*Description of the task*.
Pick out each line of the records that includes the string "الأعراف", and copy it.

*Data to use*.
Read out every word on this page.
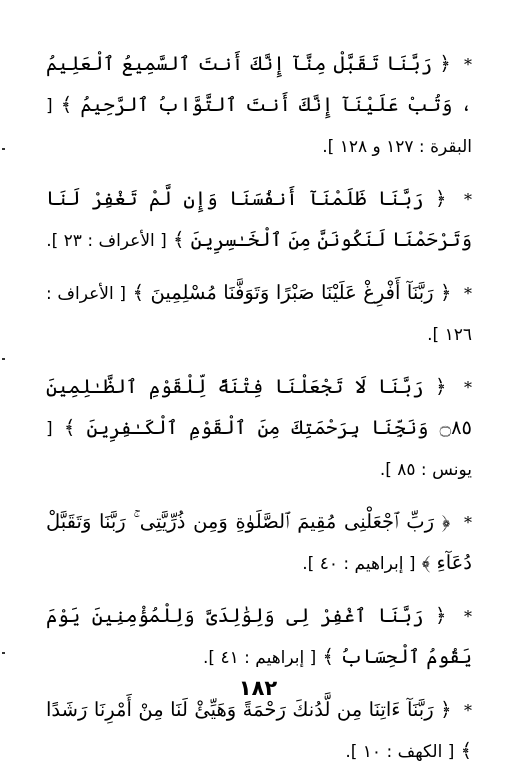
* ﴿ رَبَّنَا تَقَبَّلْ مِنَّآ إِنَّكَ أَنتَ ٱلسَّمِيعُ ٱلْعَلِيمُ ، وَتُبْ عَلَيْنَآ إِنَّكَ أَنتَ ٱلتَّوَّابُ ٱلرَّحِيمُ ﴾ [ البقرة : ١٢٧ و ١٢٨ ].
* ﴿ رَبَّنَا ظَلَمْنَآ أَنفُسَنَا وَإِن لَّمْ تَغْفِرْ لَنَا وَتَرْحَمْنَا لَنَكُونَنَّ مِنَ ٱلْخَـٰسِرِينَ ﴾ [ الأعراف : ٢٣ ].
* ﴿ رَبَّنَآ أَفْرِغْ عَلَيْنَا صَبْرًا وَتَوَفَّنَا مُسْلِمِينَ ﴾ [ الأعراف : ١٢٦ ].
* ﴿ رَبَّنَا لَا تَجْعَلْنَا فِتْنَةً لِّلْقَوْمِ ٱلظَّـٰلِمِينَ ۝٨٥ وَنَجِّنَا بِرَحْمَتِكَ مِنَ ٱلْقَوْمِ ٱلْكَـٰفِرِينَ ﴾ [ يونس : ٨٥ ].
* ﴿ رَبِّ ٱجْعَلْنِى مُقِيمَ ٱلصَّلَوٰةِ وَمِن ذُرِّيَّتِى ۚ رَبَّنَا وَتَقَبَّلْ دُعَآءِ ﴾ [ إبراهيم : ٤٠ ].
* ﴿ رَبَّنَا ٱغْفِرْ لِى وَلِوَٰلِدَىَّ وَلِلْمُؤْمِنِينَ يَوْمَ يَقُومُ ٱلْحِسَابُ ﴾ [ إبراهيم : ٤١ ].
* ﴿ رَبَّنَآ ءَاتِنَا مِن لَّدُنكَ رَحْمَةً وَهَيِّئْ لَنَا مِنْ أَمْرِنَا رَشَدًا ﴾ [ الكهف : ١٠ ].
١٨٢
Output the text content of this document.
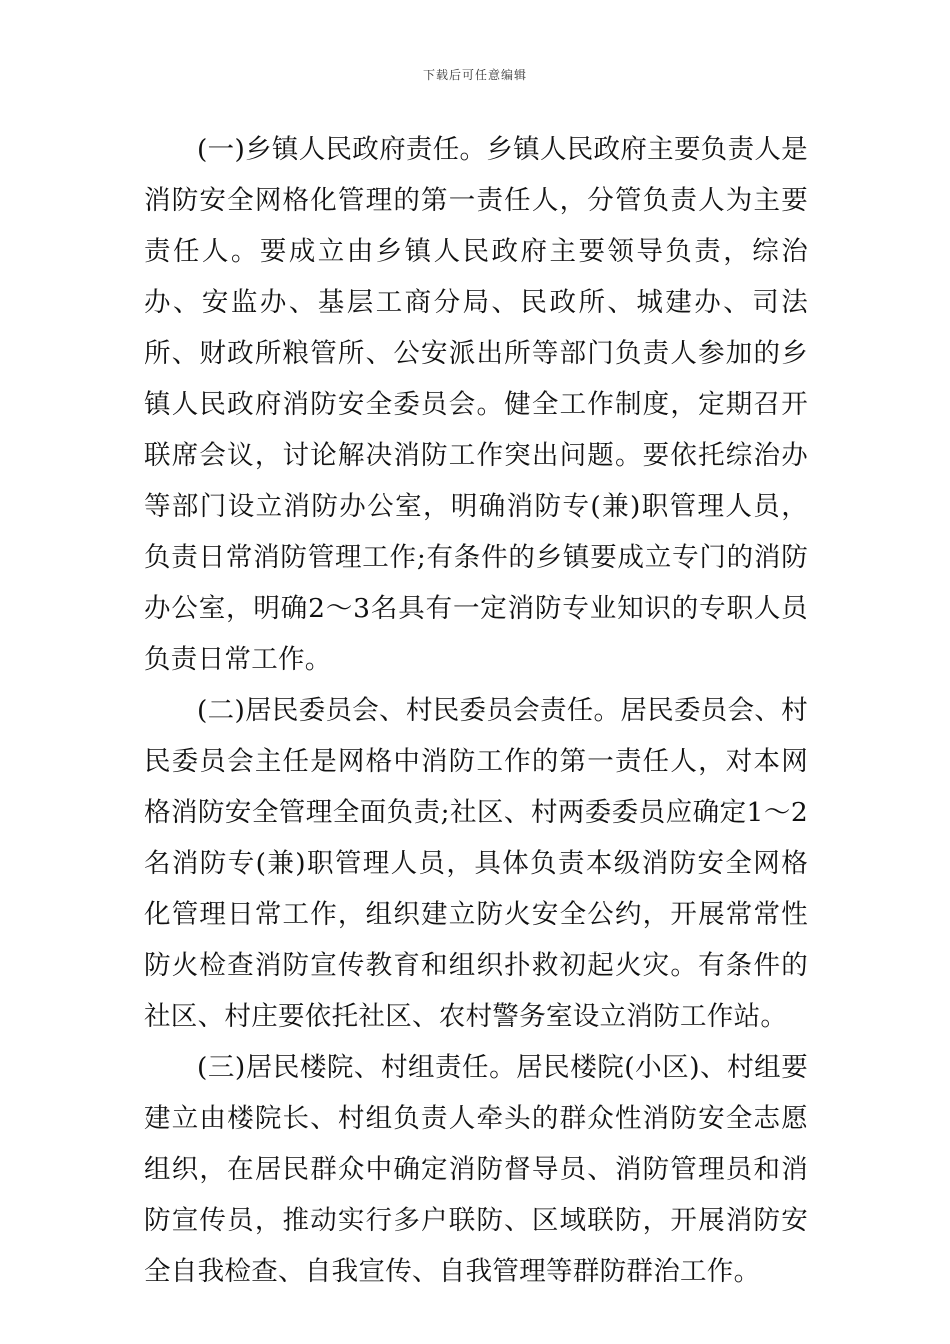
下载后可任意编辑

(一)乡镇人民政府责任。乡镇人民政府主要负责人是消防安全网格化管理的第一责任人，分管负责人为主要责任人。要成立由乡镇人民政府主要领导负责，综治办、安监办、基层工商分局、民政所、城建办、司法所、财政所粮管所、公安派出所等部门负责人参加的乡镇人民政府消防安全委员会。健全工作制度，定期召开联席会议，讨论解决消防工作突出问题。要依托综治办等部门设立消防办公室，明确消防专(兼)职管理人员，负责日常消防管理工作;有条件的乡镇要成立专门的消防办公室，明确2～3名具有一定消防专业知识的专职人员负责日常工作。

(二)居民委员会、村民委员会责任。居民委员会、村民委员会主任是网格中消防工作的第一责任人，对本网格消防安全管理全面负责;社区、村两委委员应确定1～2名消防专(兼)职管理人员，具体负责本级消防安全网格化管理日常工作，组织建立防火安全公约，开展常常性防火检查消防宣传教育和组织扑救初起火灾。有条件的社区、村庄要依托社区、农村警务室设立消防工作站。

(三)居民楼院、村组责任。居民楼院(小区)、村组要建立由楼院长、村组负责人牵头的群众性消防安全志愿组织，在居民群众中确定消防督导员、消防管理员和消防宣传员，推动实行多户联防、区域联防，开展消防安全自我检查、自我宣传、自我管理等群防群治工作。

*Answer below*.
* ﴿ رَبَّنَا ظَلَمْنَآ أَنفُسَنَا وَإِن لَّمْ تَغْفِرْ لَنَا وَتَرْحَمْنَا لَنَكُونَنَّ مِنَ ٱلْخَـٰسِرِينَ ﴾ [ الأعراف : ٢٣ ].
* ﴿ رَبَّنَآ أَفْرِغْ عَلَيْنَا صَبْرًا وَتَوَفَّنَا مُسْلِمِينَ ﴾ [ الأعراف : ١٢٦ ].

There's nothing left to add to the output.